**Exercise details**
Copy nothing but the text: reproduce each line of the listing exactly and leave the pictures out.

### The data

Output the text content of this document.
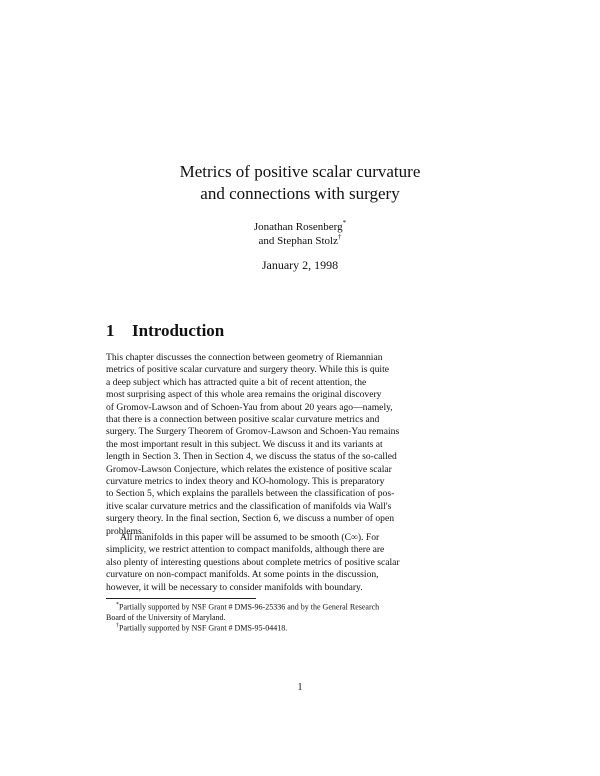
Metrics of positive scalar curvature
and connections with surgery
Jonathan Rosenberg*
and Stephan Stolz†
January 2, 1998
1 Introduction
This chapter discusses the connection between geometry of Riemannian
metrics of positive scalar curvature and surgery theory. While this is quite
a deep subject which has attracted quite a bit of recent attention, the
most surprising aspect of this whole area remains the original discovery
of Gromov-Lawson and of Schoen-Yau from about 20 years ago—namely,
that there is a connection between positive scalar curvature metrics and
surgery. The Surgery Theorem of Gromov-Lawson and Schoen-Yau remains
the most important result in this subject. We discuss it and its variants at
length in Section 3. Then in Section 4, we discuss the status of the so-called
Gromov-Lawson Conjecture, which relates the existence of positive scalar
curvature metrics to index theory and KO-homology. This is preparatory
to Section 5, which explains the parallels between the classification of pos-
itive scalar curvature metrics and the classification of manifolds via Wall's
surgery theory. In the final section, Section 6, we discuss a number of open
problems.
All manifolds in this paper will be assumed to be smooth (C∞). For
simplicity, we restrict attention to compact manifolds, although there are
also plenty of interesting questions about complete metrics of positive scalar
curvature on non-compact manifolds. At some points in the discussion,
however, it will be necessary to consider manifolds with boundary.
*Partially supported by NSF Grant # DMS-96-25336 and by the General Research
Board of the University of Maryland.
†Partially supported by NSF Grant # DMS-95-04418.
1
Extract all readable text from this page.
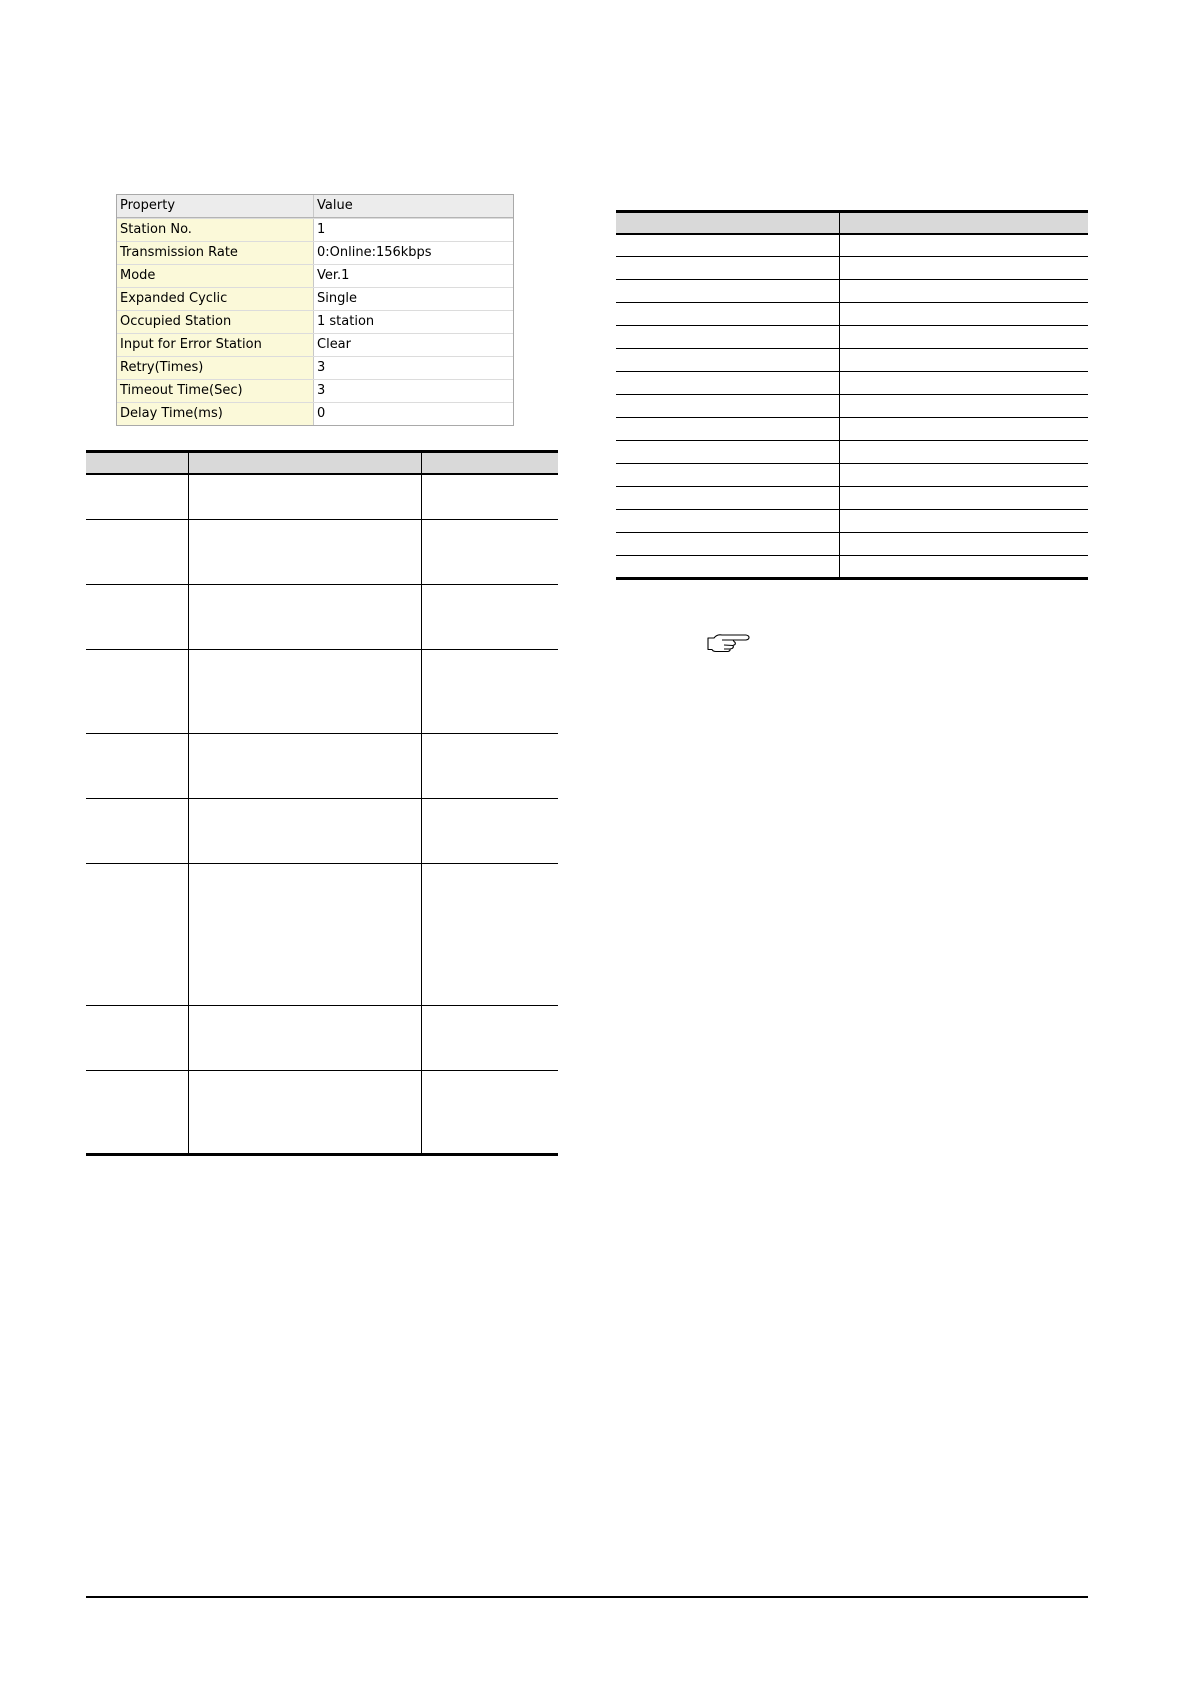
Property	Value
Station No.	1
Transmission Rate	0:Online:156kbps
Mode	Ver.1
Expanded Cyclic	Single
Occupied Station	1 station
Input for Error Station	Clear
Retry(Times)	3
Timeout Time(Sec)	3
Delay Time(ms)	0
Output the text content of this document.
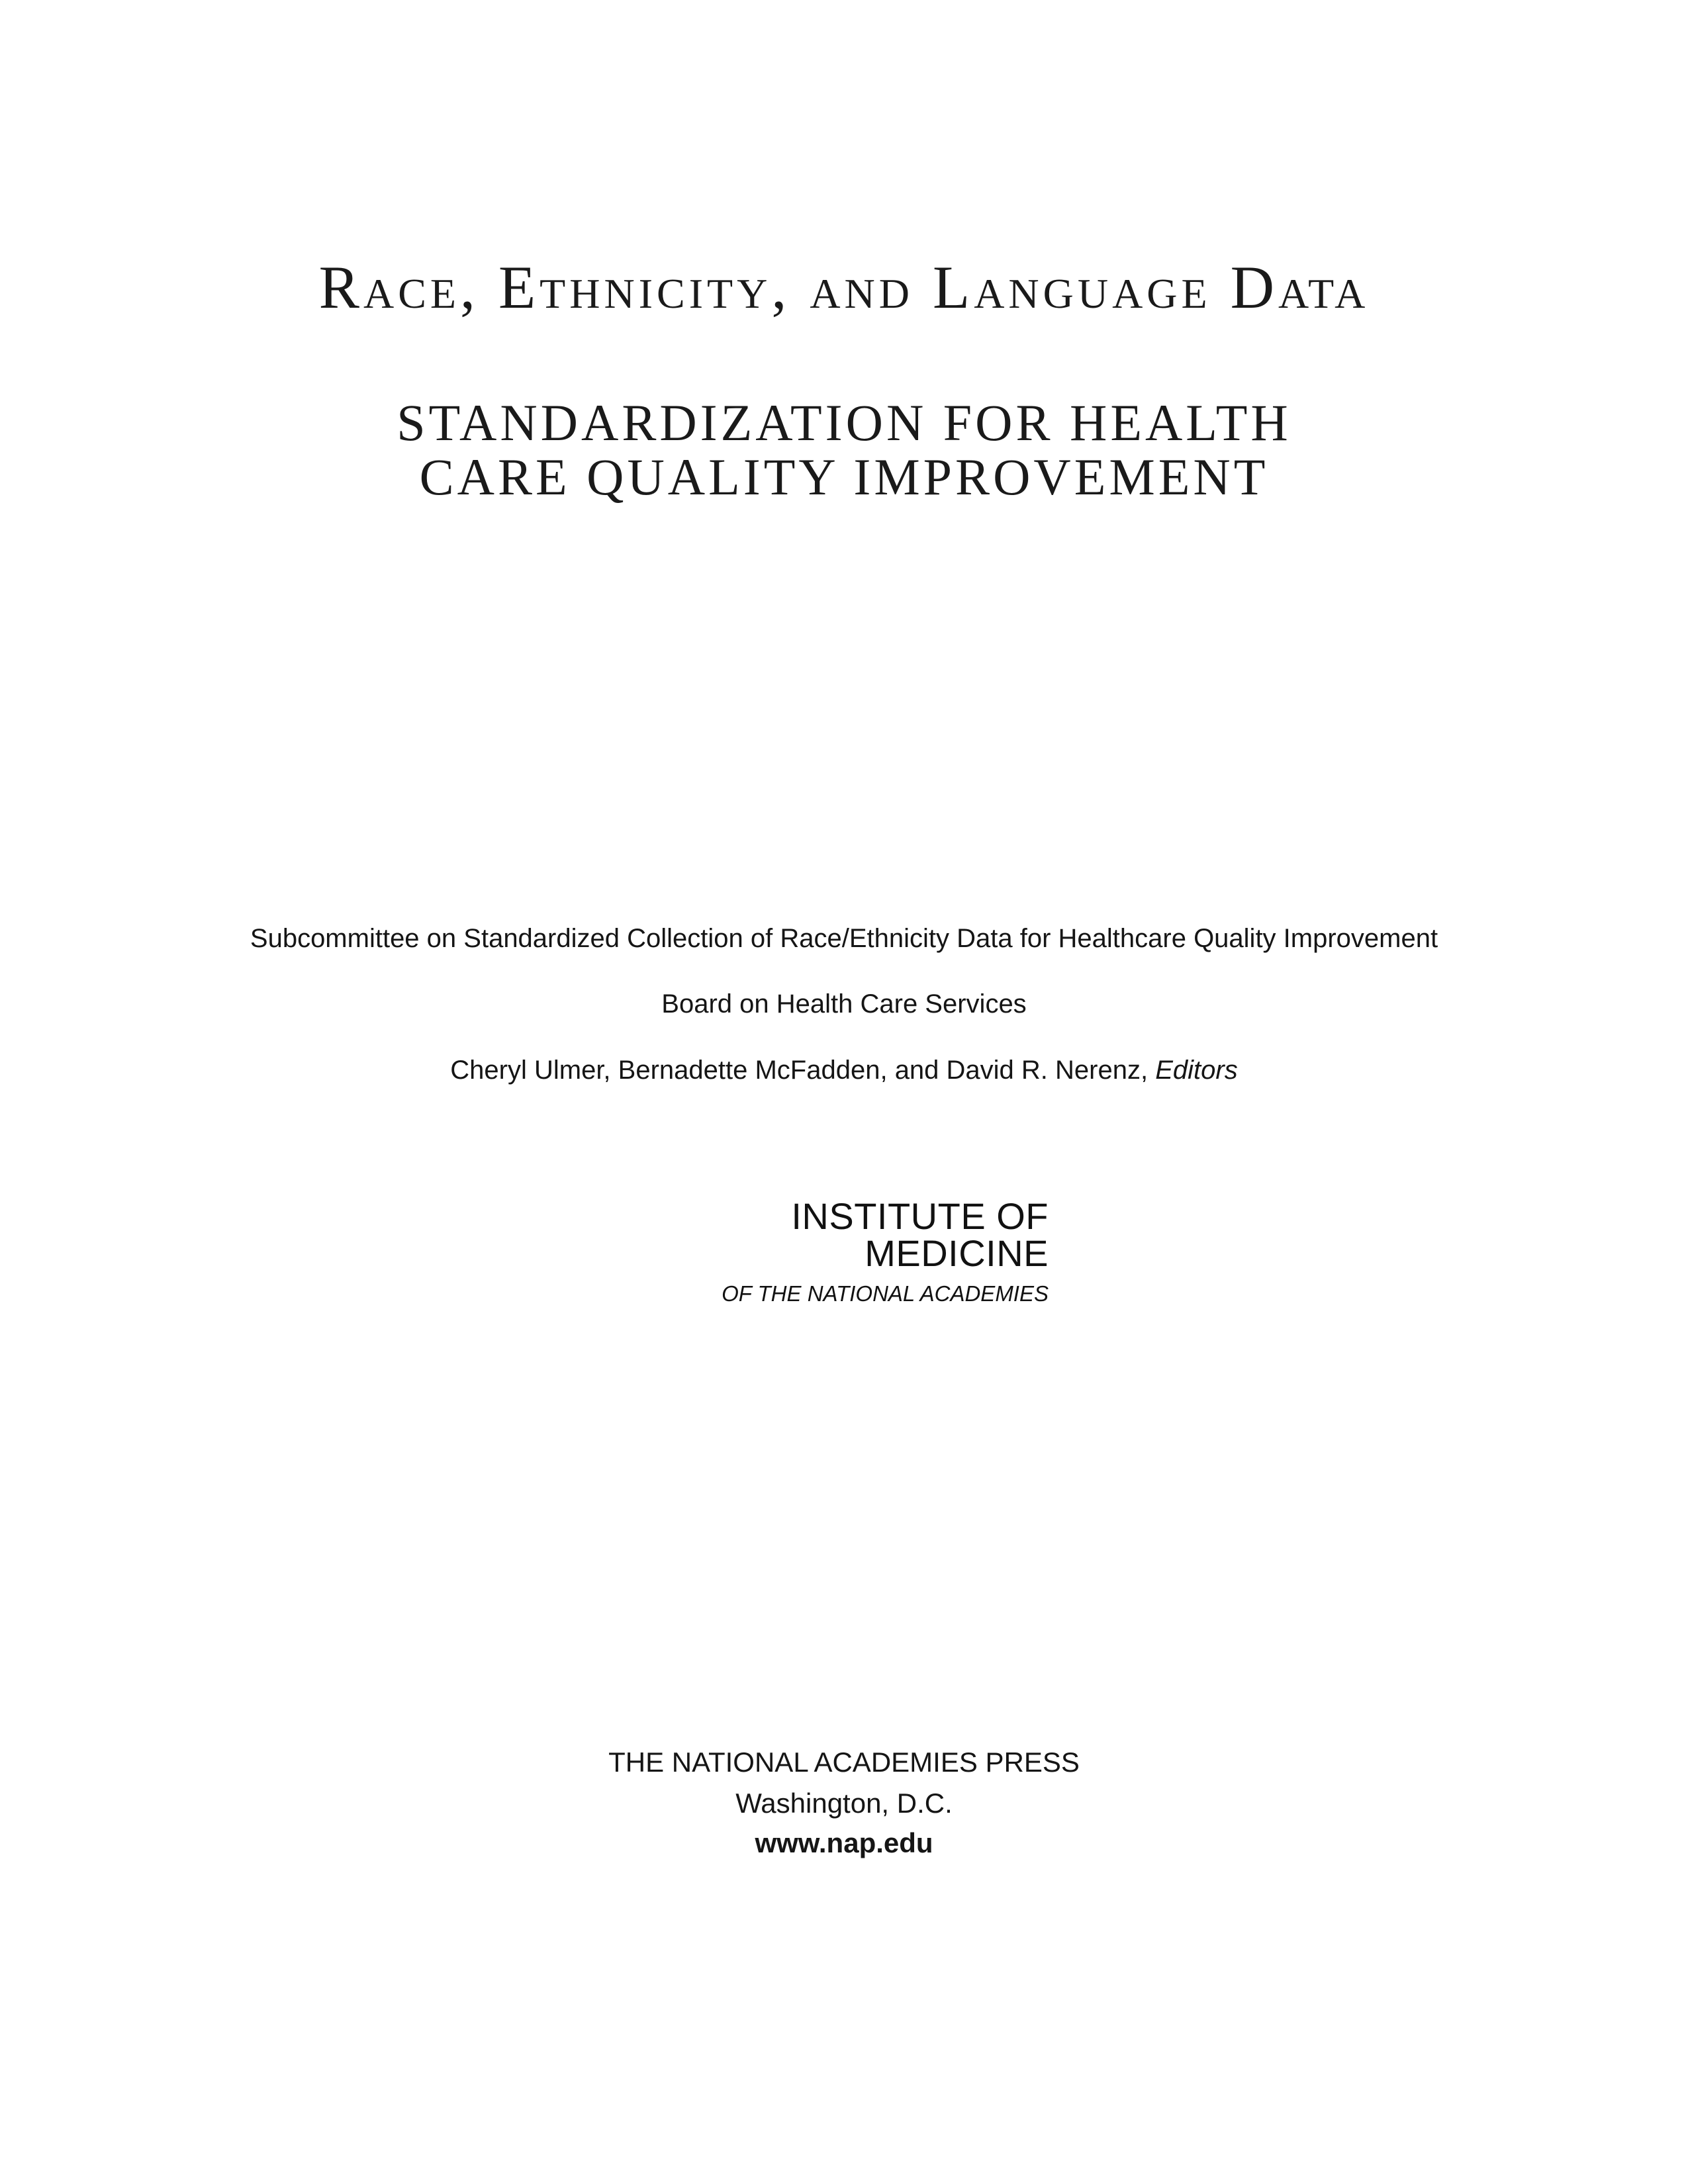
Race, Ethnicity, and Language Data
STANDARDIZATION FOR HEALTH
CARE QUALITY IMPROVEMENT
Subcommittee on Standardized Collection of Race/Ethnicity Data for Healthcare Quality Improvement
Board on Health Care Services
Cheryl Ulmer, Bernadette McFadden, and David R. Nerenz, Editors
INSTITUTE OF MEDICINE
OF THE NATIONAL ACADEMIES
THE NATIONAL ACADEMIES PRESS
Washington, D.C.
www.nap.edu
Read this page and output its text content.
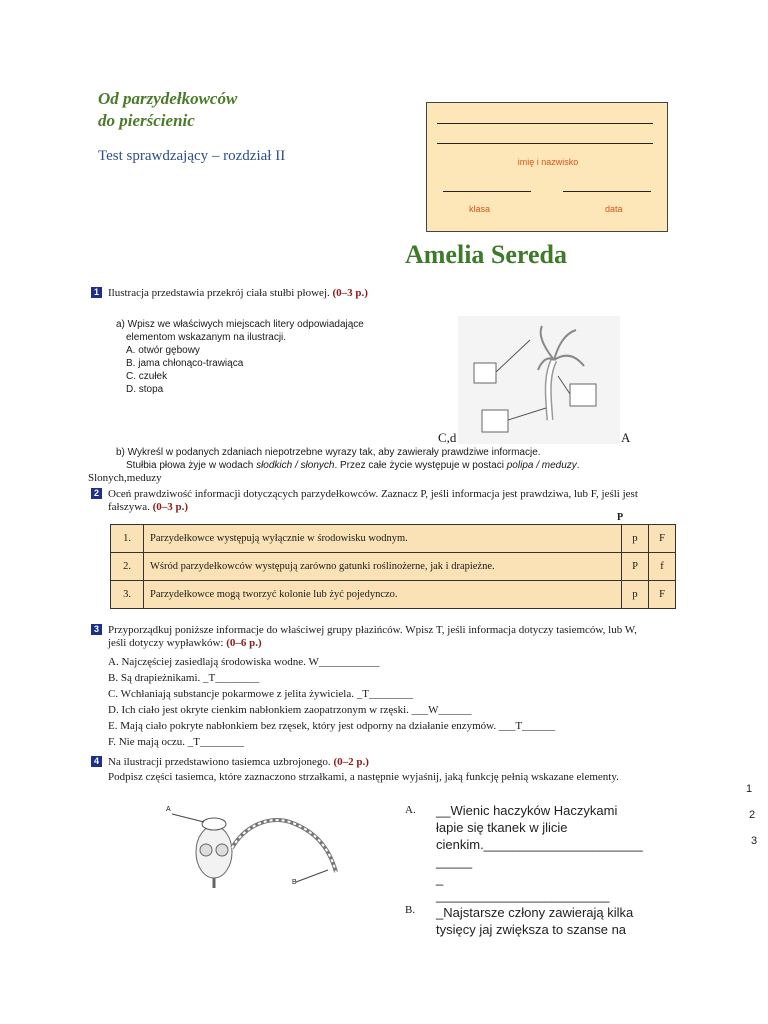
Od parzydełkowców
do pierścienic
Test sprawdzający – rozdział II	imię i nazwisko
klasa	data
Amelia Sereda
1 Ilustracja przedstawia przekrój ciała stułbi płowej. (0–3 p.)
a) Wpisz we właściwych miejscach litery odpowiadające
elementom wskazanym na ilustracji.
A. otwór gębowy
B. jama chłonąco-trawiąca
C. czułek
D. stopa
C,d	A
b) Wykreśl w podanych zdaniach niepotrzebne wyrazy tak, aby zawierały prawdziwe informacje.
Stułbia płowa żyje w wodach słodkich / słonych. Przez całe życie występuje w postaci polipa / meduzy.
Slonych,meduzy
2 Oceń prawdziwość informacji dotyczących parzydełkowców. Zaznacz P, jeśli informacja jest prawdziwa, lub F, jeśli jest
fałszywa. (0–3 p.)
P
1.	Parzydełkowce występują wyłącznie w środowisku wodnym.	p	F
2.	Wśród parzydełkowców występują zarówno gatunki roślinożerne, jak i drapieżne.	P	f
3.	Parzydełkowce mogą tworzyć kolonie lub żyć pojedynczo.	p	F
3 Przyporządkuj poniższe informacje do właściwej grupy płazińców. Wpisz T, jeśli informacja dotyczy tasiemców, lub W,
jeśli dotyczy wypławków: (0–6 p.)
A. Najczęściej zasiedlają środowiska wodne. W___________
B. Są drapieżnikami. _T________
C. Wchłaniają substancje pokarmowe z jelita żywiciela. _T________
D. Ich ciało jest okryte cienkim nabłonkiem zaopatrzonym w rzęski. ___W______
E. Mają ciało pokryte nabłonkiem bez rzęsek, który jest odporny na działanie enzymów. ___T______
F. Nie mają oczu. _T________
4 Na ilustracji przedstawiono tasiemca uzbrojonego. (0–2 p.)
Podpisz części tasiemca, które zaznaczono strzałkami, a następnie wyjaśnij, jaką funkcję pełnią wskazane elementy.
A
B
A. __Wienic haczyków Haczykami
łapie się tkanek w jlicie
cienkim.______________________
_____
_
________________________
B. _Najstarsze człony zawierają kilka
tysięcy jaj zwiększa to szanse na
1
2
3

######

**Solution to this problem**
Output the text content of this document.
Metrics of positive scalar curvature
and connections with surgery
Jonathan Rosenberg*
and Stephan Stolz†
January 2, 1998
1 Introduction
This chapter discusses the connection between geometry of Riemannian
metrics of positive scalar curvature and surgery theory. While this is quite
a deep subject which has attracted quite a bit of recent attention, the
most surprising aspect of this whole area remains the original discovery
of Gromov-Lawson and of Schoen-Yau from about 20 years ago—namely,
that there is a connection between positive scalar curvature metrics and
surgery. The Surgery Theorem of Gromov-Lawson and Schoen-Yau remains
the most important result in this subject. We discuss it and its variants at
length in Section 3. Then in Section 4, we discuss the status of the so-called
Gromov-Lawson Conjecture, which relates the existence of positive scalar
curvature metrics to index theory and KO-homology. This is preparatory
to Section 5, which explains the parallels between the classification of pos-
itive scalar curvature metrics and the classification of manifolds via Wall's
surgery theory. In the final section, Section 6, we discuss a number of open
problems.
All manifolds in this paper will be assumed to be smooth (C∞). For
simplicity, we restrict attention to compact manifolds, although there are
also plenty of interesting questions about complete metrics of positive scalar
curvature on non-compact manifolds. At some points in the discussion,
however, it will be necessary to consider manifolds with boundary.
*Partially supported by NSF Grant # DMS-96-25336 and by the General Research
Board of the University of Maryland.
†Partially supported by NSF Grant # DMS-95-04418.
1
Extract all readable text from this page.
Property	Value
Station No.	1
Transmission Rate	0:Online:156kbps
Mode	Ver.1
Expanded Cyclic	Single
Occupied Station	1 station
Input for Error Station	Clear
Retry(Times)	3
Timeout Time(Sec)	3
Delay Time(ms)	0
Output the text content of this document.
Race, Ethnicity, and Language Data
STANDARDIZATION FOR HEALTH
CARE QUALITY IMPROVEMENT
Subcommittee on Standardized Collection of Race/Ethnicity Data for Healthcare Quality Improvement
Board on Health Care Services
Cheryl Ulmer, Bernadette McFadden, and David R. Nerenz, Editors
INSTITUTE OF MEDICINE
OF THE NATIONAL ACADEMIES
THE NATIONAL ACADEMIES PRESS
Washington, D.C.
www.nap.edu
Read this page and output its text content.
Od parzydełkowców
do pierścienic
Test sprawdzający – rozdział II	imię i nazwisko
klasa	data
Amelia Sereda
1 Ilustracja przedstawia przekrój ciała stułbi płowej. (0–3 p.)
a) Wpisz we właściwych miejscach litery odpowiadające
elementom wskazanym na ilustracji.
A. otwór gębowy
B. jama chłonąco-trawiąca
C. czułek
D. stopa
C,d	A
b) Wykreśl w podanych zdaniach niepotrzebne wyrazy tak, aby zawierały prawdziwe informacje.
Stułbia płowa żyje w wodach słodkich / słonych. Przez całe życie występuje w postaci polipa / meduzy.
Slonych,meduzy
2 Oceń prawdziwość informacji dotyczących parzydełkowców. Zaznacz P, jeśli informacja jest prawdziwa, lub F, jeśli jest
fałszywa. (0–3 p.)
P
1.	Parzydełkowce występują wyłącznie w środowisku wodnym.	p	F
2.	Wśród parzydełkowców występują zarówno gatunki roślinożerne, jak i drapieżne.	P	f
3.	Parzydełkowce mogą tworzyć kolonie lub żyć pojedynczo.	p	F
3 Przyporządkuj poniższe informacje do właściwej grupy płazińców. Wpisz T, jeśli informacja dotyczy tasiemców, lub W,
jeśli dotyczy wypławków: (0–6 p.)
A. Najczęściej zasiedlają środowiska wodne. W___________
B. Są drapieżnikami. _T________
C. Wchłaniają substancje pokarmowe z jelita żywiciela. _T________
D. Ich ciało jest okryte cienkim nabłonkiem zaopatrzonym w rzęski. ___W______
E. Mają ciało pokryte nabłonkiem bez rzęsek, który jest odporny na działanie enzymów. ___T______
F. Nie mają oczu. _T________
4 Na ilustracji przedstawiono tasiemca uzbrojonego. (0–2 p.)
Podpisz części tasiemca, które zaznaczono strzałkami, a następnie wyjaśnij, jaką funkcję pełnią wskazane elementy.
A
B
A. __Wienic haczyków Haczykami
łapie się tkanek w jlicie
cienkim.______________________
_____
_
________________________
B. _Najstarsze człony zawierają kilka
tysięcy jaj zwiększa to szanse na
1
2
3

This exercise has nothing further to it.